PNG’s compatibility is guaranteed by its age and the breadth of its adoption. Every image processing library, every operating system API, every browser, and every graphics toolkit includes PNG support as a baseline capability. This universality is a structural property of the format rather than a feature that needs to be checked.
PNG’s lossless compression means the conversion from WebP to PNG preserves every pixel that the WebP file contains. No quality is lost in the conversion. The PNG is an exact pixel-accurate representation of the WebP source.
PNG also supports colour profiles, metadata, and the full alpha channel specification. Transparency in the WebP source is preserved exactly in the PNG output. Partial transparency values on anti-aliased edges and feathered regions carry over at full precision.
PNG files are larger than WebP files for the same image content. PNG uses lossless compression optimised for patterns in pixel data, while WebP uses a more efficient algorithm that achieves smaller sizes for both lossless and lossy compression. Expect the PNG output to be 30 to 60 percent larger than the source WebP.
If the source WebP was lossy, the PNG output will be lossless but will preserve the compression artifacts introduced by the original WebP encoding. Converting a lossy WebP to PNG does not recover the original uncompressed image. It creates a lossless record of what the lossy WebP displayed.

> _Data excerpt_:
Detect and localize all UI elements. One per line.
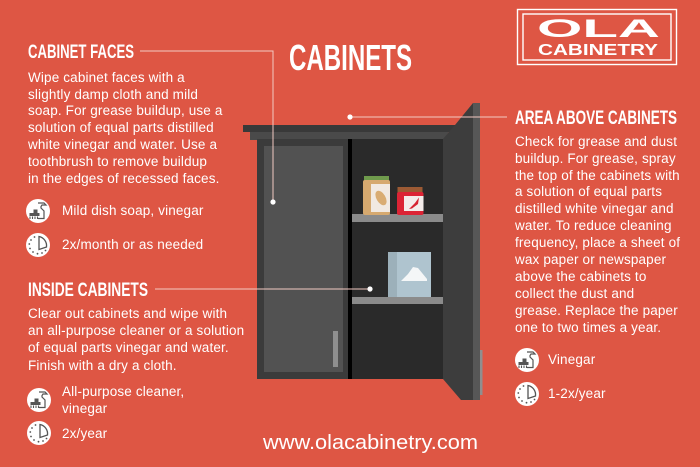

> _The problem_:
Continue the passage about converting WebP images to PNG, picking up after its last sentence.

> _The reply_:
For archiving purposes, the larger PNG file size is often an acceptable trade-off. The PNG represents the image at the highest fidelity achievable from the WebP source and will remain compatible with every tool that needs to open it now or in the future.
Sending images in email requires PNG or JPEG in most cases. The major email clients, including Apple Mail, Outlook, and Thunderbird, do not render WebP attachments or embedded images. Converting to PNG ensures the recipient sees the image regardless of their email client or operating system.
Submitting images to stock libraries, print bureaus, and publication platforms often requires PNG or TIFF. These platforms specify PNG because it is a lossless format that every submission tool can validate and process without format-specific handling. A WebP file submitted to a print platform that does not list WebP in its accepted formats will be rejected or silently stripped.
Sharing images with collaborators who use design software without WebP support requires conversion before the handoff. A WebP asset delivered to a team member using an older version of Photoshop forces them to install a plugin or request a different format. Converting to PNG removes the friction from the collaboration.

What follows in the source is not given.